Berthoud Gagné, président du Syndicat des producteurs de bois de la Gaspésie.

Des producteurs de bois dénoncent les faibles prix offerts par Temrex

BONAVENTURE – La Régie des marches agricoles du Québec prend en délibéré la requête du Syndicat des producteurs de bois de la Gaspésie visant à obtenir de meilleurs prix pour les billots vendus à Produits forestiers Temrex, propriété en totalité de la société publique Investissement-Québec.

Malgré qu’Investissement-Québec soit considéré comme le bras financier de l’État québécois, sa filiale Temrex, une société en commandite, offre pour la matière ligneuse de 10 à 15% moins que d’autres firmes de sciage traitant avec le Syndicat des producteurs de bois de la Gaspésie, où on juge la situation anormale depuis quelques années.

=-=-=

Consignes de l'exercice:
**a.** Selon l'article sur les producteurs de bois de la Gaspésie, combien de moins Temrex offre-t-elle pour la matière ligneuse que d'autres firmes de sciage ?
**b.** Dans l'article sur les producteurs de bois de la Gaspésie, extrayez le passage qui s'ouvre sur les mots contenant « Des producteurs de bois dénoncent » et se clôt sur « société publique Investissement-Québec. ».

[Entrées d'un jeu de données]
=-=-=

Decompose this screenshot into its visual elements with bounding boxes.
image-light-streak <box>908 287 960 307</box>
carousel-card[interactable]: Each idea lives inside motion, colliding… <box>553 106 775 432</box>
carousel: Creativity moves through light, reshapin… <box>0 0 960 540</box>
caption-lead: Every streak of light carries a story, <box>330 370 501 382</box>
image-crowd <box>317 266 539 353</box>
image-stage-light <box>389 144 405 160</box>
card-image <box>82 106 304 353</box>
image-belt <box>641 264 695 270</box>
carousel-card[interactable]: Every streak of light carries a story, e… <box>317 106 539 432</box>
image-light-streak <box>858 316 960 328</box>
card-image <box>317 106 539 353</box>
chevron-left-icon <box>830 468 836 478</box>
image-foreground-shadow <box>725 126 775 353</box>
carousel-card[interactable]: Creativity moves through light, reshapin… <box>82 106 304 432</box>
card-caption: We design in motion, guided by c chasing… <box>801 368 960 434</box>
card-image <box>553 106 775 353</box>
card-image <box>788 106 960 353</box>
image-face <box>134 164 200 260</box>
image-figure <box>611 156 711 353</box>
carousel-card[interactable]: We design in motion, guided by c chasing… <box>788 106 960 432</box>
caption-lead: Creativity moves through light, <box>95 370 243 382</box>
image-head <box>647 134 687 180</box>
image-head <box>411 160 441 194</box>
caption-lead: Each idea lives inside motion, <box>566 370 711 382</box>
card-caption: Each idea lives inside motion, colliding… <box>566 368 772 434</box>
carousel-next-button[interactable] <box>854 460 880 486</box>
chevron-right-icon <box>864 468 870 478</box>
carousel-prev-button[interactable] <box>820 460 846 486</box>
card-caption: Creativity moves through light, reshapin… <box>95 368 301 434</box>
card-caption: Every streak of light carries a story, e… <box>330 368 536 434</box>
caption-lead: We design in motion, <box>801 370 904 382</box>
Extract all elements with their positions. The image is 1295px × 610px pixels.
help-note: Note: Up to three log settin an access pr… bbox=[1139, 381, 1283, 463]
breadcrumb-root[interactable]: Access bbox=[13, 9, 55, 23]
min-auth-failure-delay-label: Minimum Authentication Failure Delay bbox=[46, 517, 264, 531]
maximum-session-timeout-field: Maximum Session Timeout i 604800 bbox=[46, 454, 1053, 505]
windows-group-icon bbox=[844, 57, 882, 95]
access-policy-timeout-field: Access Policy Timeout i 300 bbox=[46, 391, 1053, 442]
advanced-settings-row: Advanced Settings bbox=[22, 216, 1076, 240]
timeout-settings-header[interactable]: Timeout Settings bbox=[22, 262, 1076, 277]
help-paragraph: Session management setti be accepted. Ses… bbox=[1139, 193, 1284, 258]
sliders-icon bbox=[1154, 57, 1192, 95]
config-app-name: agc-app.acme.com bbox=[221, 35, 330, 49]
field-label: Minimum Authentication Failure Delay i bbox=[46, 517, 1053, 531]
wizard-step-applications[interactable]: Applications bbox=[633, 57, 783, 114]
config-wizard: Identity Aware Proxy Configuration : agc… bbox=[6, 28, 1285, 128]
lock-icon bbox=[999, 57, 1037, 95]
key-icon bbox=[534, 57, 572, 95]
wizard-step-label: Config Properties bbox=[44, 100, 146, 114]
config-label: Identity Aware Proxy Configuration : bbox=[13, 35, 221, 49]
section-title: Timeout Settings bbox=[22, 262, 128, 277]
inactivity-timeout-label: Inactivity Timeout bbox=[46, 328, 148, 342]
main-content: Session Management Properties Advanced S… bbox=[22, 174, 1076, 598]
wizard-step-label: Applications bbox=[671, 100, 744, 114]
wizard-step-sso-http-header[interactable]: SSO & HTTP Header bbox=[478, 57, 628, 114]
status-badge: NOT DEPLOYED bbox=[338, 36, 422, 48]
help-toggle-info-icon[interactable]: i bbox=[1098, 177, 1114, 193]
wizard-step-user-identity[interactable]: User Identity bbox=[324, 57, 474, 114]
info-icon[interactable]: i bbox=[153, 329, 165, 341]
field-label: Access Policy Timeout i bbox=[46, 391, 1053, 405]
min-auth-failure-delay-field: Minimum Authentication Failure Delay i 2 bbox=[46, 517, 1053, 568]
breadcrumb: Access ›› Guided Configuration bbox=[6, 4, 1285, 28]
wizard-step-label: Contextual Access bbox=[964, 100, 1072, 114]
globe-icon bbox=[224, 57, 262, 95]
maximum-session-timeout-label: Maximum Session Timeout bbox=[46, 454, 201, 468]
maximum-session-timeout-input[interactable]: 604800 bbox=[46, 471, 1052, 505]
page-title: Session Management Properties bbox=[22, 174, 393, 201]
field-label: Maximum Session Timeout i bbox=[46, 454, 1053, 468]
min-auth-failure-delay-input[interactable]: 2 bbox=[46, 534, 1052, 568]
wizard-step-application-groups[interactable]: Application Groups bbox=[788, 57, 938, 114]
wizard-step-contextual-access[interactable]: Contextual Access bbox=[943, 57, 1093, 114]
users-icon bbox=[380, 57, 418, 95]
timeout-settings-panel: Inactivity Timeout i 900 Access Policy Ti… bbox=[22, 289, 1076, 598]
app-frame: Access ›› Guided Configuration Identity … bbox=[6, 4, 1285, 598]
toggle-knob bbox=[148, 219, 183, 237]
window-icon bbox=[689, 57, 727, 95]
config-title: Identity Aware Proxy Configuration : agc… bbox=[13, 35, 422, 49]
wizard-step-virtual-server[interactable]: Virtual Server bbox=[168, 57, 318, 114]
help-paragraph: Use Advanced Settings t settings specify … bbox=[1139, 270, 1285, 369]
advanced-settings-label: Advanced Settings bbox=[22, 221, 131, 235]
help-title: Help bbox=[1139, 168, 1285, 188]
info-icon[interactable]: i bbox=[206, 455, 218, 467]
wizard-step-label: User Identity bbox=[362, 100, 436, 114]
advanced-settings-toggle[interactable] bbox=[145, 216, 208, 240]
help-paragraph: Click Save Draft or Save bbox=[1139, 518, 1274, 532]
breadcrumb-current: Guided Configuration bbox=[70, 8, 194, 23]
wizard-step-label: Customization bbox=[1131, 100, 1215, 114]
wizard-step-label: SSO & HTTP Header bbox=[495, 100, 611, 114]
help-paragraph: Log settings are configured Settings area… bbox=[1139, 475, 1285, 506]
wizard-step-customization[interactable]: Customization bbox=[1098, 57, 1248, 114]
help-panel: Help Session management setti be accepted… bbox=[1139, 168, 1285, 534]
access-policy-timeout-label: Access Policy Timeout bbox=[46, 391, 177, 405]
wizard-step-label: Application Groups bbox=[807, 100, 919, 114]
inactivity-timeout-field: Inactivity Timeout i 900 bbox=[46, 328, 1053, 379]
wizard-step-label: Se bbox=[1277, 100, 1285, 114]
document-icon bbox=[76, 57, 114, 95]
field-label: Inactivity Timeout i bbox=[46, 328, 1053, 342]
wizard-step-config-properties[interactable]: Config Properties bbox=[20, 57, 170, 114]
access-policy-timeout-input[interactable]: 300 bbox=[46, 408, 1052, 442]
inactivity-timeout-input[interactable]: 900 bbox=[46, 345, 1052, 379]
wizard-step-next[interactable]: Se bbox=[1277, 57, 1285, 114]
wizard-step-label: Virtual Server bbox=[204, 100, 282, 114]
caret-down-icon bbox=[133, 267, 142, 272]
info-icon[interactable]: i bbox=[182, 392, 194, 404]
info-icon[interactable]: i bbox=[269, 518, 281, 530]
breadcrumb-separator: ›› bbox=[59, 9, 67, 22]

=-=-=

Réponses par tâche:
**a.** De 10 à 15 % de moins.

**b.**
Des producteurs de bois dénoncent les faibles prix offerts par Temrex

BONAVENTURE – La Régie des marches agricoles du Québec prend en délibéré la requête du Syndicat des producteurs de bois de la Gaspésie visant à obtenir de meilleurs prix pour les billots vendus à Produits forestiers Temrex, propriété en totalité de la société publique Investissement-Québec.